■ **ИСХОДНЫЙ ТЕКСТ**
⟨
Перед самым началом войны Журналом комиссии по вооружению крепостей от 12 декабря 1903 г. было определено новое «нормальное вооружение» крепости Порт-Артур.
На береговых укреплениях должны были установить: четырнадцать 10/45-дм пушек, двенадцать 9-дм пушек обр. 1867 г., двадцать 152/45-мм пушек Кане, четыре 6-дм пушки в 190 пудов, восемь батарейных пушек, девять легких пушек, двадцать восемь 57-мм береговых пушек Норденфельда, десять 11 -дм мортир обр. 1877 г. и двадцать семь 9-дм мортир обр. 1877 г.
На сухопутных укреплениях должно быть установлено: тридцать девять 6-дм пушек в 190 пудов, тридцать восемь 6-дм пушек в 120 пудов, двадцать четыре 42линейные пушки обр. 1877 г., четыре батарейные пушки, восемьдесят восемь 57-мм капонирных пушек Норденфельда, пятьдесят одна полевал легкая пушка на тумбе (для капониров) и сто шестьдесят шесть полевых легких пушек на колесах, двадцать шесть 6-дм полевых мортир, двадцать ½-пудовых мортир, шестнадцать 7,62-мм пулеметов для капониров, тридцать два 7,62-мм противоштурмовых пулемета (на высоких колесных станках).
⟩
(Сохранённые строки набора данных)
⟨
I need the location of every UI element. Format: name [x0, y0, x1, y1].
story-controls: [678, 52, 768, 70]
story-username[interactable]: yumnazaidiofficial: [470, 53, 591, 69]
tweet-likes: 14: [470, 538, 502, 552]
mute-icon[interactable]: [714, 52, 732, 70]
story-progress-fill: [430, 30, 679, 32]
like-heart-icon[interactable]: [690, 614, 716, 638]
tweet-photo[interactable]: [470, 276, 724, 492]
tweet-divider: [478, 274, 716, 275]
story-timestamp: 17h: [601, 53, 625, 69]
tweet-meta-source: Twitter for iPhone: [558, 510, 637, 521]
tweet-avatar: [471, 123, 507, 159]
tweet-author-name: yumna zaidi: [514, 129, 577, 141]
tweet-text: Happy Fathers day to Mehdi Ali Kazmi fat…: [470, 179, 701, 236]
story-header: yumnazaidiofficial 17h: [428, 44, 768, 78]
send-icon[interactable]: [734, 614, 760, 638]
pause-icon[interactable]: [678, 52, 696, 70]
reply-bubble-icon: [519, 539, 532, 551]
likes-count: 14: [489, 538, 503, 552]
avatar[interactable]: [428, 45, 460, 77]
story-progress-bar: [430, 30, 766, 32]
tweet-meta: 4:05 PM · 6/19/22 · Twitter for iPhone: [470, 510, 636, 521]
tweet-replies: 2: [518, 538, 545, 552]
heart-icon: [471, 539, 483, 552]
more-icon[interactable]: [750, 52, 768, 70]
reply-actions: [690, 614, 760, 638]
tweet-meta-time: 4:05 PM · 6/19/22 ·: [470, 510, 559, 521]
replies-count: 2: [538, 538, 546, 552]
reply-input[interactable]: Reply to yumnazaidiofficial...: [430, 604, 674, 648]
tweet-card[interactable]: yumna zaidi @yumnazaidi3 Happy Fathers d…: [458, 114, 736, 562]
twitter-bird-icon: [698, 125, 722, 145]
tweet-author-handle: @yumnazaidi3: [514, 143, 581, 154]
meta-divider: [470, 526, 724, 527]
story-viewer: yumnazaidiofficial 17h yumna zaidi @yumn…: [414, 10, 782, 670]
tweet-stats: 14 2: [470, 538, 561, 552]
⟩
■ **ЗАДАНИЕ**
Переименуйте «береговых укреплениях» в «приморских укреплениях» в отрывке текста о вооружении Порт-Артура от слов «На береговых укреплениях» до слов «9-дм мортир обр. 1877 г.» и приведите этот отрывок целиком.

■ **ВЫПОЛНЕННОЕ ЗАДАНИЕ**
На приморских укреплениях должны были установить: четырнадцать 10/45-дм пушек, двенадцать 9-дм пушек обр. 1867 г., двадцать 152/45-мм пушек Кане, четыре 6-дм пушки в 190 пудов, восемь батарейных пушек, девять легких пушек, двадцать восемь 57-мм береговых пушек Норденфельда, десять 11 -дм мортир обр. 1877 г. и двадцать семь 9-дм мортир обр. 1877 г.